§ Data entries
:::::

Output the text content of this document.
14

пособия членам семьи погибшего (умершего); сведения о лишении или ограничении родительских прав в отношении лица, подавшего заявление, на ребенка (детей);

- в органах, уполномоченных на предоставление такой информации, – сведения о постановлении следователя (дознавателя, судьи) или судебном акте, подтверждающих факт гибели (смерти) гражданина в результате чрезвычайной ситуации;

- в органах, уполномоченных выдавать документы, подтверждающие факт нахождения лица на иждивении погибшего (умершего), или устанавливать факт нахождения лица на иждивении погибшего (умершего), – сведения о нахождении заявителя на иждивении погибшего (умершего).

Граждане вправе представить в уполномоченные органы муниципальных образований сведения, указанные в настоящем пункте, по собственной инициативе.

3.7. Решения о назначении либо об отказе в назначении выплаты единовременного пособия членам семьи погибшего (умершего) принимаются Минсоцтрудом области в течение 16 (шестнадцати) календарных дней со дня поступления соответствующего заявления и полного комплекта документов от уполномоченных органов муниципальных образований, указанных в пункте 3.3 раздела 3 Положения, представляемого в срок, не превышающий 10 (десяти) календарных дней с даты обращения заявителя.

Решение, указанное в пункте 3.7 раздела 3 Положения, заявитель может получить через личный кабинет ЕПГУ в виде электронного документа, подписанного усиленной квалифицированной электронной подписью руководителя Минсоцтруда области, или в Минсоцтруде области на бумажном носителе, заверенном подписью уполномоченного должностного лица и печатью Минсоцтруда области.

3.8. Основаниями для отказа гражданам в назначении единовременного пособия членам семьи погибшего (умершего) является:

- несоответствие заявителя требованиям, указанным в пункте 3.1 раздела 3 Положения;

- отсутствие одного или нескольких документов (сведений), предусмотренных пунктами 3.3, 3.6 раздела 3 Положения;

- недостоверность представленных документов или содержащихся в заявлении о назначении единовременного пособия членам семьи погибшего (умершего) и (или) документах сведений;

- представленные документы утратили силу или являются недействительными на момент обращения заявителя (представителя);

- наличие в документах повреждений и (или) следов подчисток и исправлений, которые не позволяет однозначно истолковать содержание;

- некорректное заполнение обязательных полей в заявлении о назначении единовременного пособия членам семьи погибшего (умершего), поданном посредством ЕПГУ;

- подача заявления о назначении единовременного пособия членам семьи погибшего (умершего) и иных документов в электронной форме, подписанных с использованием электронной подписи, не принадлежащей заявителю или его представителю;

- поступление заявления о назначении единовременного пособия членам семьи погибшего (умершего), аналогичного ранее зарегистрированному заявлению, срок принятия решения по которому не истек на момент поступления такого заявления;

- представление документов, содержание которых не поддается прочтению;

:::::

Find the lines containing "сведений" and pull them out.

- отсутствие одного или нескольких документов (сведений), предусмотренных пунктами 3.3, 3.6 раздела 3 Положения;
- недостоверность представленных документов или содержащихся в заявлении о назначении единовременного пособия членам семьи погибшего (умершего) и (или) документах сведений;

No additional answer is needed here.